- Information supplied -
_ _ _

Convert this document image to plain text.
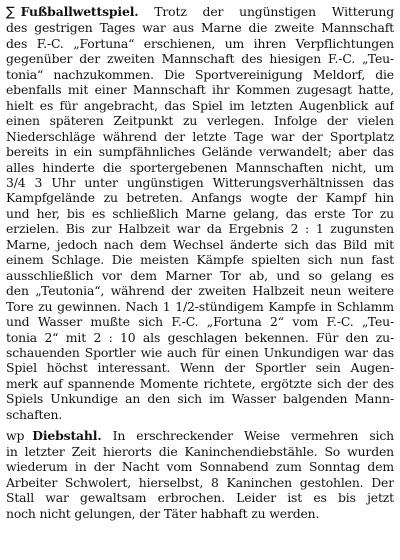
∑ Fußballwettspiel. Trotz der ungünstigen Witterung
des gestrigen Tages war aus Marne die zweite Mannschaft
des F.-C. „Fortuna“ erschienen, um ihren Verpflichtungen
gegenüber der zweiten Mannschaft des hiesigen F.-C. „Teu-
tonia“ nachzukommen. Die Sportvereinigung Meldorf, die
ebenfalls mit einer Mannschaft ihr Kommen zugesagt hatte,
hielt es für angebracht, das Spiel im letzten Augenblick auf
einen späteren Zeitpunkt zu verlegen. Infolge der vielen
Niederschläge während der letzte Tage war der Sportplatz
bereits in ein sumpfähnliches Gelände verwandelt; aber das
alles hinderte die sportergebenen Mannschaften nicht, um
3/4 3 Uhr unter ungünstigen Witterungsverhältnissen das
Kampfgelände zu betreten. Anfangs wogte der Kampf hin
und her, bis es schließlich Marne gelang, das erste Tor zu
erzielen. Bis zur Halbzeit war da Ergebnis 2 : 1 zugunsten
Marne, jedoch nach dem Wechsel änderte sich das Bild mit
einem Schlage. Die meisten Kämpfe spielten sich nun fast
ausschließlich vor dem Marner Tor ab, und so gelang es
den „Teutonia“, während der zweiten Halbzeit neun weitere
Tore zu gewinnen. Nach 1 1/2-stündigem Kampfe in Schlamm
und Wasser mußte sich F.-C. „Fortuna 2“ vom F.-C. „Teu-
tonia 2“ mit 2 : 10 als geschlagen bekennen. Für den zu-
schauenden Sportler wie auch für einen Unkundigen war das
Spiel höchst interessant. Wenn der Sportler sein Augen-
merk auf spannende Momente richtete, ergötzte sich der des
Spiels Unkundige an den sich im Wasser balgenden Mann-
schaften.
wp Diebstahl. In erschreckender Weise vermehren sich
in letzter Zeit hierorts die Kaninchendiebstähle. So wurden
wiederum in der Nacht vom Sonnabend zum Sonntag dem
Arbeiter Schwolert, hierselbst, 8 Kaninchen gestohlen. Der
Stall war gewaltsam erbrochen. Leider ist es bis jetzt
noch nicht gelungen, der Täter habhaft zu werden.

_ _ _

- Written exercise -
Every entry must be transcribed exactly. Pictures do not belong in the copy.

- Correct response -
Convert this document image to plain text.
∑ Fußballwettspiel. Trotz der ungünstigen Witterung
des gestrigen Tages war aus Marne die zweite Mannschaft
des F.-C. „Fortuna“ erschienen, um ihren Verpflichtungen
gegenüber der zweiten Mannschaft des hiesigen F.-C. „Teu-
tonia“ nachzukommen. Die Sportvereinigung Meldorf, die
ebenfalls mit einer Mannschaft ihr Kommen zugesagt hatte,
hielt es für angebracht, das Spiel im letzten Augenblick auf
einen späteren Zeitpunkt zu verlegen. Infolge der vielen
Niederschläge während der letzte Tage war der Sportplatz
bereits in ein sumpfähnliches Gelände verwandelt; aber das
alles hinderte die sportergebenen Mannschaften nicht, um
3/4 3 Uhr unter ungünstigen Witterungsverhältnissen das
Kampfgelände zu betreten. Anfangs wogte der Kampf hin
und her, bis es schließlich Marne gelang, das erste Tor zu
erzielen. Bis zur Halbzeit war da Ergebnis 2 : 1 zugunsten
Marne, jedoch nach dem Wechsel änderte sich das Bild mit
einem Schlage. Die meisten Kämpfe spielten sich nun fast
ausschließlich vor dem Marner Tor ab, und so gelang es
den „Teutonia“, während der zweiten Halbzeit neun weitere
Tore zu gewinnen. Nach 1 1/2-stündigem Kampfe in Schlamm
und Wasser mußte sich F.-C. „Fortuna 2“ vom F.-C. „Teu-
tonia 2“ mit 2 : 10 als geschlagen bekennen. Für den zu-
schauenden Sportler wie auch für einen Unkundigen war das
Spiel höchst interessant. Wenn der Sportler sein Augen-
merk auf spannende Momente richtete, ergötzte sich der des
Spiels Unkundige an den sich im Wasser balgenden Mann-
schaften.
wp Diebstahl. In erschreckender Weise vermehren sich
in letzter Zeit hierorts die Kaninchendiebstähle. So wurden
wiederum in der Nacht vom Sonnabend zum Sonntag dem
Arbeiter Schwolert, hierselbst, 8 Kaninchen gestohlen. Der
Stall war gewaltsam erbrochen. Leider ist es bis jetzt
noch nicht gelungen, der Täter habhaft zu werden.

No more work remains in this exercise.